Description of the task: Extract, from the records beneath this instruction, each line that contains the word "document".

Saved entries:
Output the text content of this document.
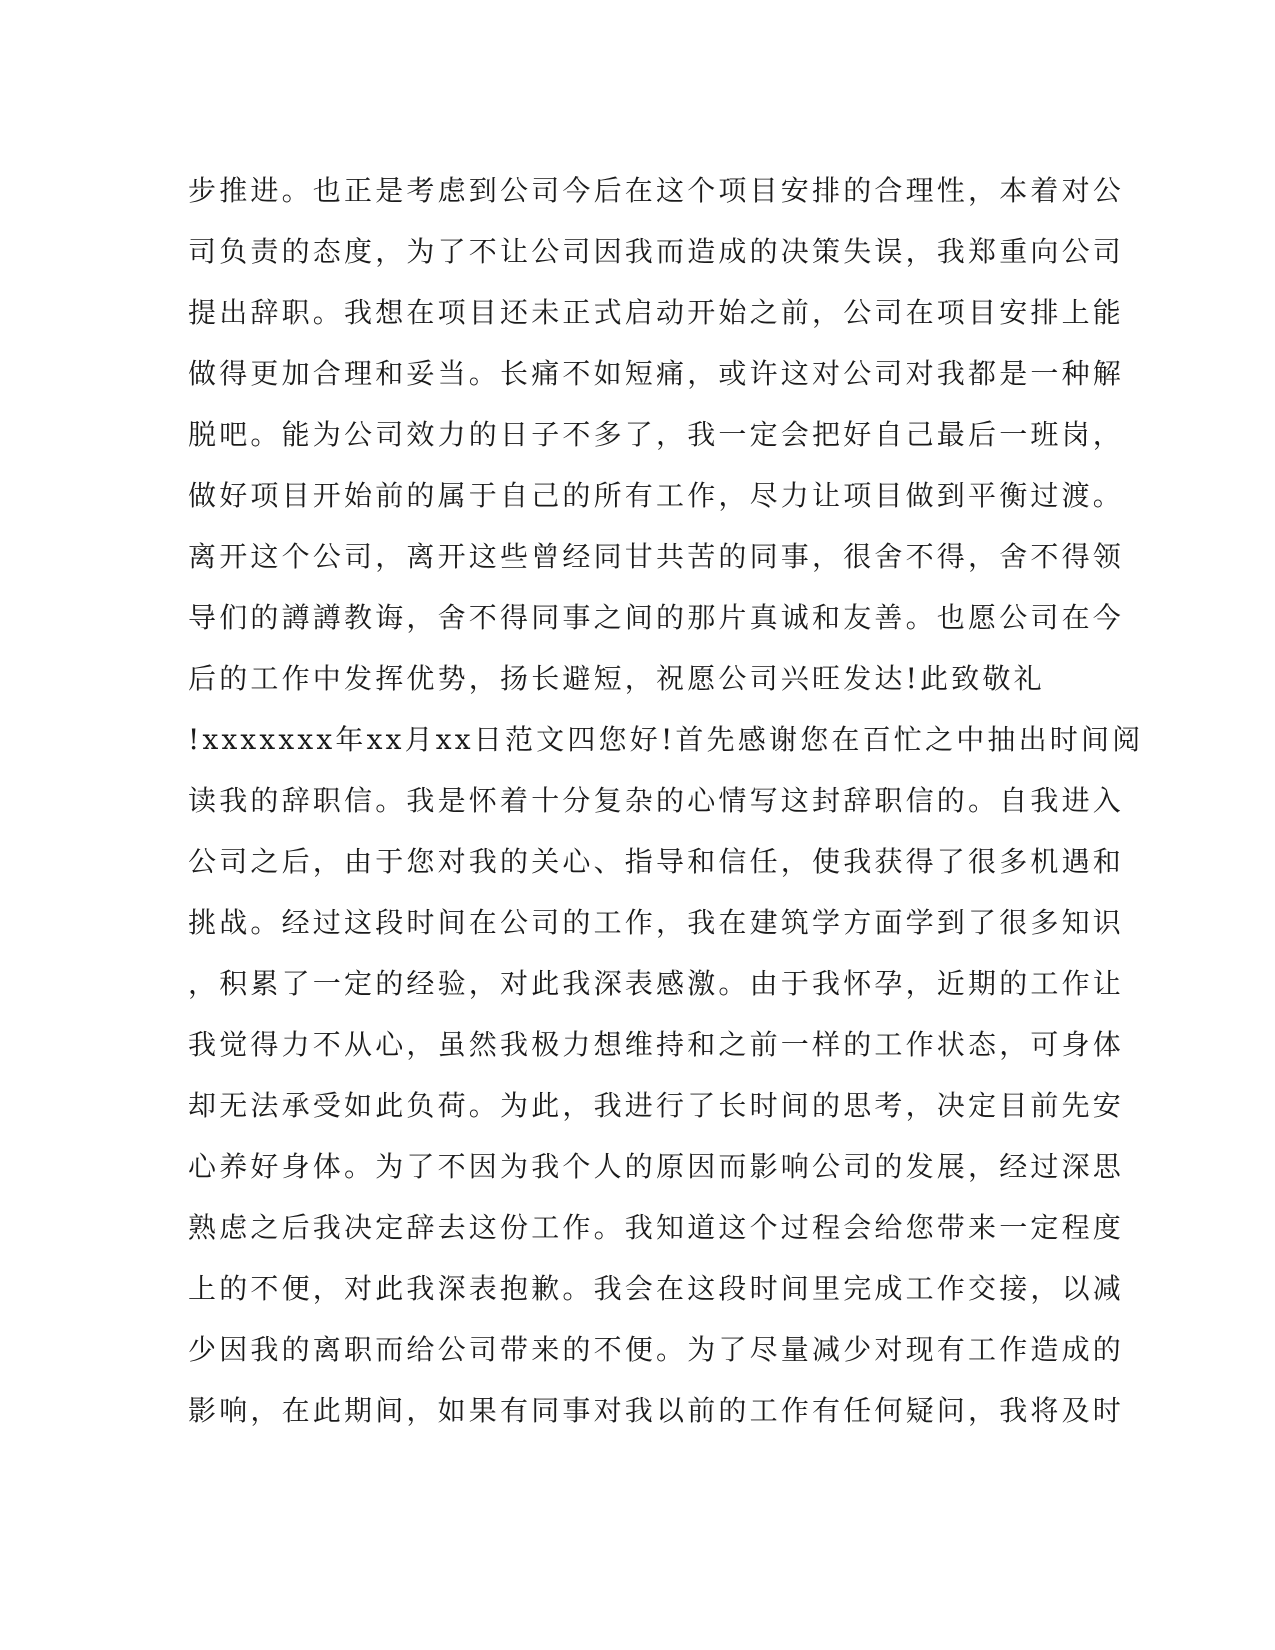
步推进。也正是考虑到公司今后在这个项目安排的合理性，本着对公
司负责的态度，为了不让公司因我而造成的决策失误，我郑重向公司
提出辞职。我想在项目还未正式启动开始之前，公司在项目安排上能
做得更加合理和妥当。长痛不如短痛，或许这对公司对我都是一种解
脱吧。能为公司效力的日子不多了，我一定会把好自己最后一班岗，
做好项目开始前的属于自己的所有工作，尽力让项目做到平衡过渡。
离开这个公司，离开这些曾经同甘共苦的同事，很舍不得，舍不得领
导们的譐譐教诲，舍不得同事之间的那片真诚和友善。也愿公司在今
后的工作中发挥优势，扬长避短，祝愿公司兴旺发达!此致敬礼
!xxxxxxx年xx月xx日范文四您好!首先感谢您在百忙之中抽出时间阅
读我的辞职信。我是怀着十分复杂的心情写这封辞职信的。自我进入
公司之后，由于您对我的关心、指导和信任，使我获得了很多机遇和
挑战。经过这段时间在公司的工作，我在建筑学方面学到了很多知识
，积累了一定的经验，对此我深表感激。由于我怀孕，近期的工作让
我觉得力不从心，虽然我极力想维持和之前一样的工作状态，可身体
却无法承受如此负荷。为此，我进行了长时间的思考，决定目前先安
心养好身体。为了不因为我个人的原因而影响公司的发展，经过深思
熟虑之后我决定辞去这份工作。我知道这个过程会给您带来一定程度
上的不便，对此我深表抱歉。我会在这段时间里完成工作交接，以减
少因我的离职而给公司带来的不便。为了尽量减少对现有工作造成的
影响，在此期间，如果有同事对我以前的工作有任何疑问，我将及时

---

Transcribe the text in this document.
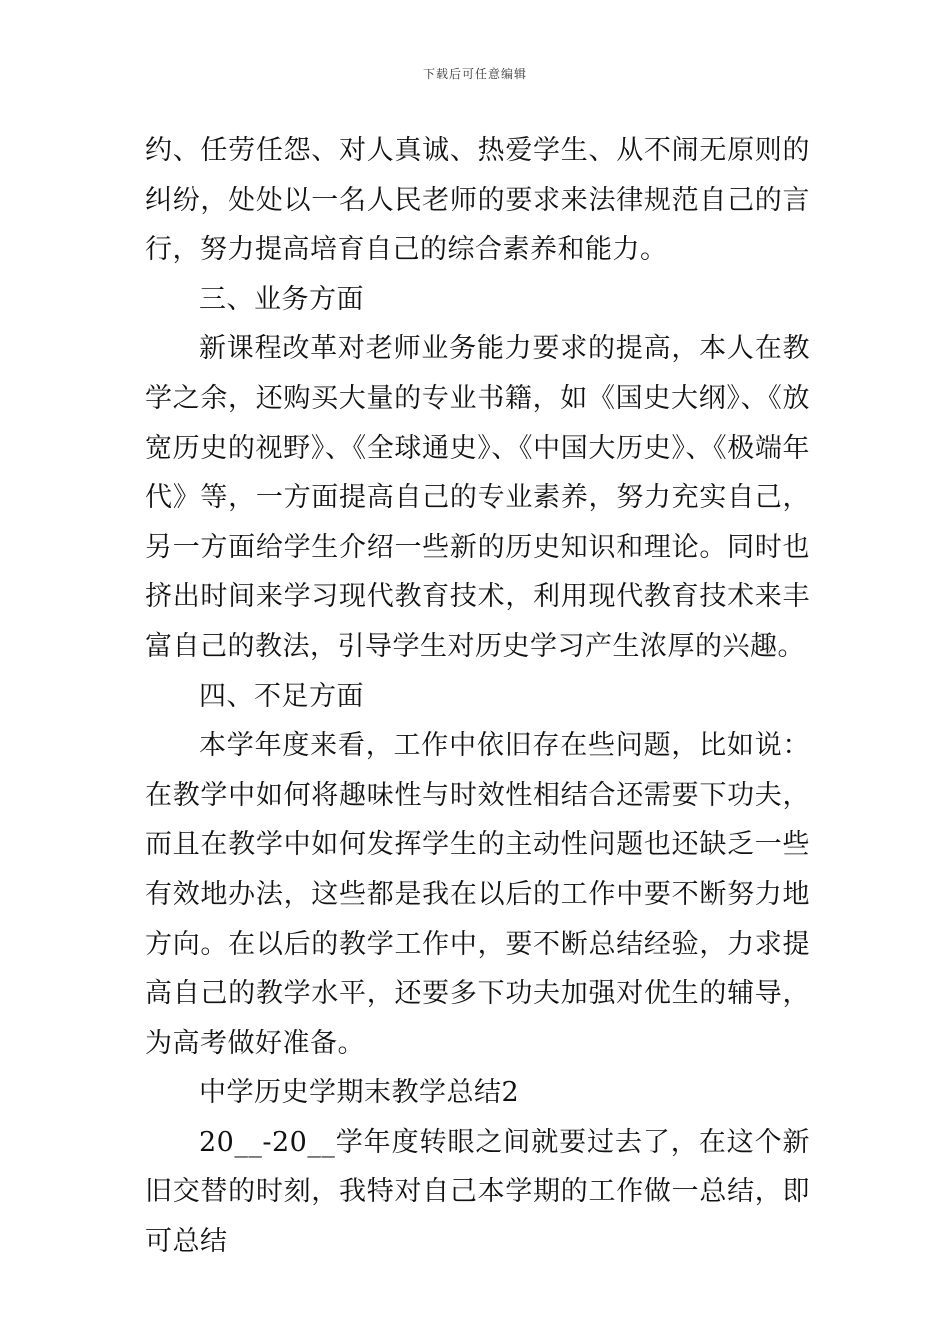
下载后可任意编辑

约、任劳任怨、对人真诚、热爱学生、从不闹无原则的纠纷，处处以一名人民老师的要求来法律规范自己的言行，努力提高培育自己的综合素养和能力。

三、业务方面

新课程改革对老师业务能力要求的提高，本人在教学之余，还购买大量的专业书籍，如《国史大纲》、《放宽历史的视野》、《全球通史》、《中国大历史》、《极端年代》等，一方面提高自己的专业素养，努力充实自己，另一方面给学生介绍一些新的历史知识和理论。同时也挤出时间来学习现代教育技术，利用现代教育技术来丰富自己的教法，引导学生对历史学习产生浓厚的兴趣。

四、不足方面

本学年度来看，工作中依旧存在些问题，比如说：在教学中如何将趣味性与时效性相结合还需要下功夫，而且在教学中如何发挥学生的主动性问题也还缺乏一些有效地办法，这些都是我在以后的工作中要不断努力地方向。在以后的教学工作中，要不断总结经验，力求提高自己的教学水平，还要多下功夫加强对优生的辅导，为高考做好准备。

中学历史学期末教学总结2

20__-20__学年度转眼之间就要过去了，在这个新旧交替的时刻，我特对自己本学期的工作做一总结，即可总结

...

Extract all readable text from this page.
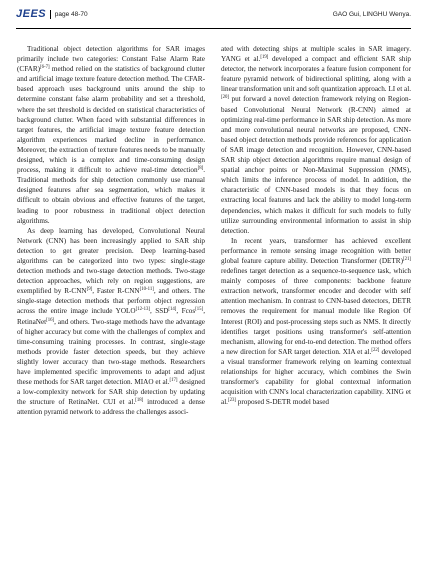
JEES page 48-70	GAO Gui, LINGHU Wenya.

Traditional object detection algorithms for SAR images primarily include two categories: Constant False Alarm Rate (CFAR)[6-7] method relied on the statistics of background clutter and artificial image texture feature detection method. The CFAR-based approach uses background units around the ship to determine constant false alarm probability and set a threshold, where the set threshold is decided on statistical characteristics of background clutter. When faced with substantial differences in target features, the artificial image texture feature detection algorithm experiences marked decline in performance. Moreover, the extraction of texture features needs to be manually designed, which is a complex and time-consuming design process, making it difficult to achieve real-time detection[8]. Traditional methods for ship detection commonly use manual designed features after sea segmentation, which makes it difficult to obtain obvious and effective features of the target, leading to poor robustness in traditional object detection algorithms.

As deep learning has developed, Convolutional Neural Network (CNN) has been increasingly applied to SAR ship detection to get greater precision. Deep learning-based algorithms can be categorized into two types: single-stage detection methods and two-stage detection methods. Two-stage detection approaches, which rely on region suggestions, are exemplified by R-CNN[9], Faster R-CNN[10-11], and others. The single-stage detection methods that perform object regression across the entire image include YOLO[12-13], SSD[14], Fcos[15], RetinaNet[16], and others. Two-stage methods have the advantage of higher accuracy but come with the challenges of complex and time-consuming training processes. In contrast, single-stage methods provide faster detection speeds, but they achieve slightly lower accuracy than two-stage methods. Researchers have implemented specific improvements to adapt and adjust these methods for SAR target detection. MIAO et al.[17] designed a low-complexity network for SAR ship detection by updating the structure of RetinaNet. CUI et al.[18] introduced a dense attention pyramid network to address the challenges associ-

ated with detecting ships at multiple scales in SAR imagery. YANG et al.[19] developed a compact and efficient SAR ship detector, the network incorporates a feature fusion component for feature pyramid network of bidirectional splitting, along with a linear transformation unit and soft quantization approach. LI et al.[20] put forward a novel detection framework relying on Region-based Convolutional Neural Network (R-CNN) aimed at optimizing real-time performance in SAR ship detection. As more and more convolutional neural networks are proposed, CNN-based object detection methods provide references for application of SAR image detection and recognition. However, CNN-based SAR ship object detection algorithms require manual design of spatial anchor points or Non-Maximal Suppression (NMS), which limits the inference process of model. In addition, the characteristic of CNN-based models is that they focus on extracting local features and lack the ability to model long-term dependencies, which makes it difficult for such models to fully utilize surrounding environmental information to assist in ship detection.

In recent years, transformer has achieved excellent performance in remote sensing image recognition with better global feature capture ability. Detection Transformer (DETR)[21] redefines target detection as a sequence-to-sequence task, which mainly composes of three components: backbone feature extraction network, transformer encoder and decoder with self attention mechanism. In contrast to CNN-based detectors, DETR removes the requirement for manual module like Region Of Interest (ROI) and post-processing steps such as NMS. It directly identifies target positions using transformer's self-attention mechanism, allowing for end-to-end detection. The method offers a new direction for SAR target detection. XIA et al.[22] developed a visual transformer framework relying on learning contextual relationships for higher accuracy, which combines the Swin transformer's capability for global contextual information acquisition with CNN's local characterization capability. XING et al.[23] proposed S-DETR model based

Exercise result:
Output the text content of this document.
Transcribe the text in this document.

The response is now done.